TASK REQUIREMENTS:
What is the count of lines that hold the word "category"? Give only the number.

(Entries taken from a collection)

------------------------------------------------

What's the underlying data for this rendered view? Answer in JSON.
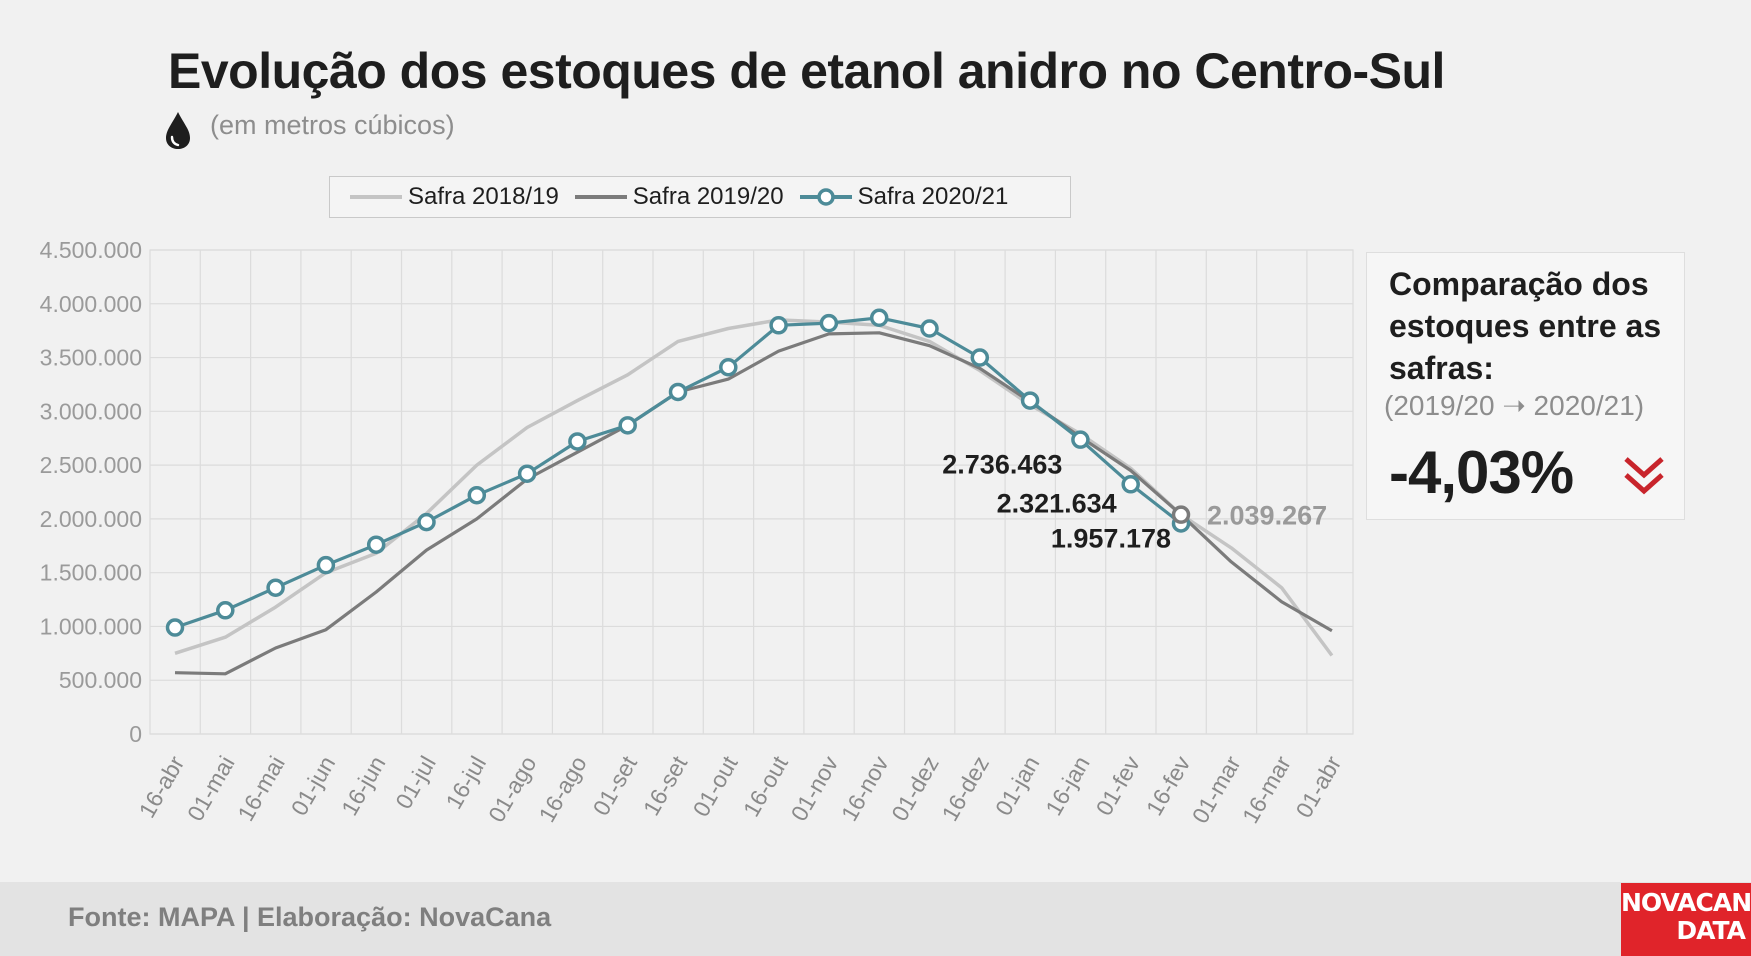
{
  "title": "Evolução dos estoques de etanol anidro no Centro-Sul",
  "subtitle": "(em metros cúbicos)",
  "colors": {
    "safra_2018_19": "#c4c4c4",
    "safra_2019_20": "#7b7b7b",
    "safra_2020_21": "#4d8b98",
    "accent_red": "#c8242b"
  },
  "comparison": {
    "title": "Comparação dos estoques entre as safras:",
    "period": "(2019/20 ➝ 2020/21)",
    "value": "-4,03%",
    "icon": "double-chevron-down-icon"
  },
  "footer": {
    "source": "Fonte: MAPA  | Elaboração: NovaCana"
  },
  "logo": {
    "line1": "NOVACANA",
    "line2": "DATA"
  },
  "chart_data": {
    "type": "line",
    "categories": [
      "16-abr",
      "01-mai",
      "16-mai",
      "01-jun",
      "16-jun",
      "01-jul",
      "16-jul",
      "01-ago",
      "16-ago",
      "01-set",
      "16-set",
      "01-out",
      "16-out",
      "01-nov",
      "16-nov",
      "01-dez",
      "16-dez",
      "01-jan",
      "16-jan",
      "01-fev",
      "16-fev",
      "01-mar",
      "16-mar",
      "01-abr"
    ],
    "y_ticks": [
      "0",
      "500.000",
      "1.000.000",
      "1.500.000",
      "2.000.000",
      "2.500.000",
      "3.000.000",
      "3.500.000",
      "4.000.000",
      "4.500.000"
    ],
    "ylim": [
      0,
      4500000
    ],
    "grid": true,
    "legend_position": "top",
    "series": [
      {
        "name": "Safra 2018/19",
        "values": [
          750000,
          900000,
          1180000,
          1500000,
          1680000,
          2050000,
          2500000,
          2850000,
          3100000,
          3340000,
          3650000,
          3770000,
          3850000,
          3830000,
          3800000,
          3650000,
          3380000,
          3060000,
          2790000,
          2470000,
          2040000,
          1730000,
          1360000,
          730000
        ]
      },
      {
        "name": "Safra 2019/20",
        "values": [
          570000,
          560000,
          800000,
          970000,
          1320000,
          1710000,
          2000000,
          2370000,
          2620000,
          2870000,
          3180000,
          3300000,
          3560000,
          3720000,
          3730000,
          3610000,
          3400000,
          3090000,
          2760000,
          2450000,
          2039267,
          1600000,
          1230000,
          960000
        ]
      },
      {
        "name": "Safra 2020/21",
        "values": [
          990000,
          1150000,
          1360000,
          1570000,
          1760000,
          1970000,
          2220000,
          2420000,
          2720000,
          2870000,
          3180000,
          3410000,
          3800000,
          3820000,
          3870000,
          3770000,
          3500000,
          3100000,
          2736463,
          2321634,
          1957178,
          null,
          null,
          null
        ]
      }
    ],
    "annotations": [
      {
        "text": "2.736.463",
        "series": "Safra 2020/21",
        "category": "16-jan"
      },
      {
        "text": "2.321.634",
        "series": "Safra 2020/21",
        "category": "01-fev"
      },
      {
        "text": "1.957.178",
        "series": "Safra 2020/21",
        "category": "16-fev"
      },
      {
        "text": "2.039.267",
        "series": "Safra 2019/20",
        "category": "16-fev"
      }
    ]
  }
}
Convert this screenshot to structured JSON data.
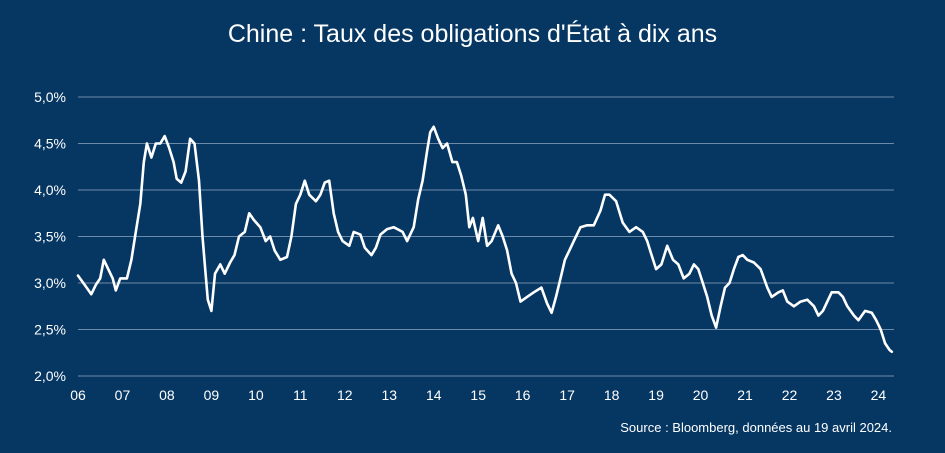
{
  "colors": {
    "background": "#063763",
    "gridline": "#6d8aa8",
    "line": "#ffffff",
    "text": "#ffffff"
  },
  "chart_data": {
    "type": "line",
    "title": "Chine : Taux des obligations d'État à dix ans",
    "source": "Source : Bloomberg, données au 19 avril 2024.",
    "xlabel": "",
    "ylabel": "",
    "xlim": [
      2006.0,
      2024.35
    ],
    "ylim": [
      2.0,
      5.0
    ],
    "grid": "horizontal",
    "legend": "none",
    "x_ticks": [
      {
        "value": 2006,
        "label": "06"
      },
      {
        "value": 2007,
        "label": "07"
      },
      {
        "value": 2008,
        "label": "08"
      },
      {
        "value": 2009,
        "label": "09"
      },
      {
        "value": 2010,
        "label": "10"
      },
      {
        "value": 2011,
        "label": "11"
      },
      {
        "value": 2012,
        "label": "12"
      },
      {
        "value": 2013,
        "label": "13"
      },
      {
        "value": 2014,
        "label": "14"
      },
      {
        "value": 2015,
        "label": "15"
      },
      {
        "value": 2016,
        "label": "16"
      },
      {
        "value": 2017,
        "label": "17"
      },
      {
        "value": 2018,
        "label": "18"
      },
      {
        "value": 2019,
        "label": "19"
      },
      {
        "value": 2020,
        "label": "20"
      },
      {
        "value": 2021,
        "label": "21"
      },
      {
        "value": 2022,
        "label": "22"
      },
      {
        "value": 2023,
        "label": "23"
      },
      {
        "value": 2024,
        "label": "24"
      }
    ],
    "y_ticks": [
      {
        "value": 2.0,
        "label": "2,0%"
      },
      {
        "value": 2.5,
        "label": "2,5%"
      },
      {
        "value": 3.0,
        "label": "3,0%"
      },
      {
        "value": 3.5,
        "label": "3,5%"
      },
      {
        "value": 4.0,
        "label": "4,0%"
      },
      {
        "value": 4.5,
        "label": "4,5%"
      },
      {
        "value": 5.0,
        "label": "5,0%"
      }
    ],
    "series": [
      {
        "values": [
          [
            2006.0,
            3.08
          ],
          [
            2006.15,
            2.98
          ],
          [
            2006.3,
            2.88
          ],
          [
            2006.4,
            2.98
          ],
          [
            2006.5,
            3.05
          ],
          [
            2006.58,
            3.25
          ],
          [
            2006.68,
            3.15
          ],
          [
            2006.78,
            3.05
          ],
          [
            2006.85,
            2.92
          ],
          [
            2006.95,
            3.05
          ],
          [
            2007.1,
            3.05
          ],
          [
            2007.2,
            3.25
          ],
          [
            2007.3,
            3.55
          ],
          [
            2007.4,
            3.85
          ],
          [
            2007.48,
            4.3
          ],
          [
            2007.55,
            4.5
          ],
          [
            2007.65,
            4.35
          ],
          [
            2007.75,
            4.5
          ],
          [
            2007.85,
            4.5
          ],
          [
            2007.95,
            4.58
          ],
          [
            2008.05,
            4.45
          ],
          [
            2008.15,
            4.3
          ],
          [
            2008.22,
            4.12
          ],
          [
            2008.32,
            4.08
          ],
          [
            2008.42,
            4.2
          ],
          [
            2008.52,
            4.55
          ],
          [
            2008.62,
            4.5
          ],
          [
            2008.72,
            4.1
          ],
          [
            2008.8,
            3.5
          ],
          [
            2008.86,
            3.15
          ],
          [
            2008.92,
            2.82
          ],
          [
            2009.0,
            2.7
          ],
          [
            2009.08,
            3.1
          ],
          [
            2009.2,
            3.2
          ],
          [
            2009.3,
            3.1
          ],
          [
            2009.42,
            3.22
          ],
          [
            2009.52,
            3.3
          ],
          [
            2009.62,
            3.5
          ],
          [
            2009.75,
            3.55
          ],
          [
            2009.85,
            3.75
          ],
          [
            2009.95,
            3.68
          ],
          [
            2010.1,
            3.6
          ],
          [
            2010.22,
            3.45
          ],
          [
            2010.32,
            3.5
          ],
          [
            2010.42,
            3.35
          ],
          [
            2010.55,
            3.25
          ],
          [
            2010.7,
            3.28
          ],
          [
            2010.8,
            3.5
          ],
          [
            2010.9,
            3.85
          ],
          [
            2011.0,
            3.95
          ],
          [
            2011.1,
            4.1
          ],
          [
            2011.2,
            3.95
          ],
          [
            2011.35,
            3.88
          ],
          [
            2011.45,
            3.95
          ],
          [
            2011.55,
            4.08
          ],
          [
            2011.65,
            4.1
          ],
          [
            2011.75,
            3.75
          ],
          [
            2011.85,
            3.55
          ],
          [
            2011.95,
            3.45
          ],
          [
            2012.1,
            3.4
          ],
          [
            2012.2,
            3.55
          ],
          [
            2012.35,
            3.52
          ],
          [
            2012.45,
            3.38
          ],
          [
            2012.6,
            3.3
          ],
          [
            2012.7,
            3.38
          ],
          [
            2012.8,
            3.52
          ],
          [
            2012.95,
            3.58
          ],
          [
            2013.1,
            3.6
          ],
          [
            2013.3,
            3.55
          ],
          [
            2013.4,
            3.45
          ],
          [
            2013.55,
            3.6
          ],
          [
            2013.65,
            3.9
          ],
          [
            2013.75,
            4.1
          ],
          [
            2013.85,
            4.42
          ],
          [
            2013.92,
            4.62
          ],
          [
            2014.0,
            4.68
          ],
          [
            2014.1,
            4.55
          ],
          [
            2014.2,
            4.45
          ],
          [
            2014.3,
            4.5
          ],
          [
            2014.42,
            4.3
          ],
          [
            2014.52,
            4.3
          ],
          [
            2014.62,
            4.15
          ],
          [
            2014.72,
            3.95
          ],
          [
            2014.8,
            3.6
          ],
          [
            2014.88,
            3.7
          ],
          [
            2015.0,
            3.45
          ],
          [
            2015.1,
            3.7
          ],
          [
            2015.2,
            3.4
          ],
          [
            2015.3,
            3.45
          ],
          [
            2015.45,
            3.62
          ],
          [
            2015.55,
            3.5
          ],
          [
            2015.65,
            3.35
          ],
          [
            2015.75,
            3.1
          ],
          [
            2015.85,
            3.0
          ],
          [
            2015.95,
            2.8
          ],
          [
            2016.1,
            2.85
          ],
          [
            2016.25,
            2.9
          ],
          [
            2016.42,
            2.95
          ],
          [
            2016.55,
            2.78
          ],
          [
            2016.65,
            2.68
          ],
          [
            2016.75,
            2.85
          ],
          [
            2016.85,
            3.05
          ],
          [
            2016.95,
            3.25
          ],
          [
            2017.05,
            3.35
          ],
          [
            2017.15,
            3.45
          ],
          [
            2017.3,
            3.6
          ],
          [
            2017.45,
            3.62
          ],
          [
            2017.6,
            3.62
          ],
          [
            2017.75,
            3.78
          ],
          [
            2017.85,
            3.95
          ],
          [
            2017.95,
            3.95
          ],
          [
            2018.1,
            3.88
          ],
          [
            2018.25,
            3.65
          ],
          [
            2018.4,
            3.55
          ],
          [
            2018.55,
            3.6
          ],
          [
            2018.7,
            3.55
          ],
          [
            2018.8,
            3.45
          ],
          [
            2018.9,
            3.3
          ],
          [
            2019.0,
            3.15
          ],
          [
            2019.12,
            3.2
          ],
          [
            2019.25,
            3.4
          ],
          [
            2019.38,
            3.25
          ],
          [
            2019.5,
            3.2
          ],
          [
            2019.62,
            3.05
          ],
          [
            2019.75,
            3.1
          ],
          [
            2019.85,
            3.2
          ],
          [
            2019.95,
            3.15
          ],
          [
            2020.05,
            3.0
          ],
          [
            2020.15,
            2.85
          ],
          [
            2020.25,
            2.65
          ],
          [
            2020.35,
            2.52
          ],
          [
            2020.45,
            2.75
          ],
          [
            2020.55,
            2.95
          ],
          [
            2020.65,
            3.0
          ],
          [
            2020.75,
            3.15
          ],
          [
            2020.85,
            3.28
          ],
          [
            2020.95,
            3.3
          ],
          [
            2021.05,
            3.25
          ],
          [
            2021.2,
            3.22
          ],
          [
            2021.35,
            3.15
          ],
          [
            2021.5,
            2.95
          ],
          [
            2021.6,
            2.85
          ],
          [
            2021.75,
            2.9
          ],
          [
            2021.85,
            2.92
          ],
          [
            2021.95,
            2.8
          ],
          [
            2022.1,
            2.75
          ],
          [
            2022.25,
            2.8
          ],
          [
            2022.4,
            2.82
          ],
          [
            2022.55,
            2.75
          ],
          [
            2022.65,
            2.65
          ],
          [
            2022.75,
            2.7
          ],
          [
            2022.85,
            2.8
          ],
          [
            2022.95,
            2.9
          ],
          [
            2023.1,
            2.9
          ],
          [
            2023.2,
            2.85
          ],
          [
            2023.3,
            2.75
          ],
          [
            2023.45,
            2.65
          ],
          [
            2023.55,
            2.6
          ],
          [
            2023.7,
            2.7
          ],
          [
            2023.85,
            2.68
          ],
          [
            2023.95,
            2.6
          ],
          [
            2024.05,
            2.5
          ],
          [
            2024.15,
            2.35
          ],
          [
            2024.25,
            2.28
          ],
          [
            2024.3,
            2.26
          ]
        ]
      }
    ]
  }
}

------------------------------------------------

ANSWER:
4